### Task prompt:
Your task is to copy every record exactly.

# Provided records start

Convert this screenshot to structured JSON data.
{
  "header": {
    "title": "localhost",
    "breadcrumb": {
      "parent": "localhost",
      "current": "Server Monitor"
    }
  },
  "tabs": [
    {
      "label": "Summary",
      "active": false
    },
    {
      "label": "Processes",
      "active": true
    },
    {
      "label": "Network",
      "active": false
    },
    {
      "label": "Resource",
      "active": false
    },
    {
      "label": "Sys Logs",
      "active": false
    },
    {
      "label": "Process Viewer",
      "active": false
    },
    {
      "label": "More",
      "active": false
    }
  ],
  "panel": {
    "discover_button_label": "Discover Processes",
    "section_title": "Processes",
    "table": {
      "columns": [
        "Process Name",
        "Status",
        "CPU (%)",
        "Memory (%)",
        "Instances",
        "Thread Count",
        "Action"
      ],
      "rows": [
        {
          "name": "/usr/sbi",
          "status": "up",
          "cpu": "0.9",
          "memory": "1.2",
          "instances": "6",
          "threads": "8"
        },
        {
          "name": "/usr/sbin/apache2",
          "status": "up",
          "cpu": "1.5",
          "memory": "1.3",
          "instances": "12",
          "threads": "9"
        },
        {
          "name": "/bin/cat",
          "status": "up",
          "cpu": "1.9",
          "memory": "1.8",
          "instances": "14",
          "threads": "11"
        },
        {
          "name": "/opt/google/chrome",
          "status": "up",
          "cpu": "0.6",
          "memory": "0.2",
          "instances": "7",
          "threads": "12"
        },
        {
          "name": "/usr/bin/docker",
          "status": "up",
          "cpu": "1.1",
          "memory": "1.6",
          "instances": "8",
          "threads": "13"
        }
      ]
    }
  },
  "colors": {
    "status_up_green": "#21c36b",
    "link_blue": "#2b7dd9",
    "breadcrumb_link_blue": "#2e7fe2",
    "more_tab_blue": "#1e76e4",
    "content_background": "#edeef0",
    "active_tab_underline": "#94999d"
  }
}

# Provided records end

### Output of the task:
Convert this screenshot to structured JSON data.
{
  "header": {
    "title": "localhost",
    "breadcrumb": {
      "parent": "localhost",
      "current": "Server Monitor"
    }
  },
  "tabs": [
    {
      "label": "Summary",
      "active": false
    },
    {
      "label": "Processes",
      "active": true
    },
    {
      "label": "Network",
      "active": false
    },
    {
      "label": "Resource",
      "active": false
    },
    {
      "label": "Sys Logs",
      "active": false
    },
    {
      "label": "Process Viewer",
      "active": false
    },
    {
      "label": "More",
      "active": false
    }
  ],
  "panel": {
    "discover_button_label": "Discover Processes",
    "section_title": "Processes",
    "table": {
      "columns": [
        "Process Name",
        "Status",
        "CPU (%)",
        "Memory (%)",
        "Instances",
        "Thread Count",
        "Action"
      ],
      "rows": [
        {
          "name": "/usr/sbi",
          "status": "up",
          "cpu": "0.9",
          "memory": "1.2",
          "instances": "6",
          "threads": "8"
        },
        {
          "name": "/usr/sbin/apache2",
          "status": "up",
          "cpu": "1.5",
          "memory": "1.3",
          "instances": "12",
          "threads": "9"
        },
        {
          "name": "/bin/cat",
          "status": "up",
          "cpu": "1.9",
          "memory": "1.8",
          "instances": "14",
          "threads": "11"
        },
        {
          "name": "/opt/google/chrome",
          "status": "up",
          "cpu": "0.6",
          "memory": "0.2",
          "instances": "7",
          "threads": "12"
        },
        {
          "name": "/usr/bin/docker",
          "status": "up",
          "cpu": "1.1",
          "memory": "1.6",
          "instances": "8",
          "threads": "13"
        }
      ]
    }
  },
  "colors": {
    "status_up_green": "#21c36b",
    "link_blue": "#2b7dd9",
    "breadcrumb_link_blue": "#2e7fe2",
    "more_tab_blue": "#1e76e4",
    "content_background": "#edeef0",
    "active_tab_underline": "#94999d"
  }
}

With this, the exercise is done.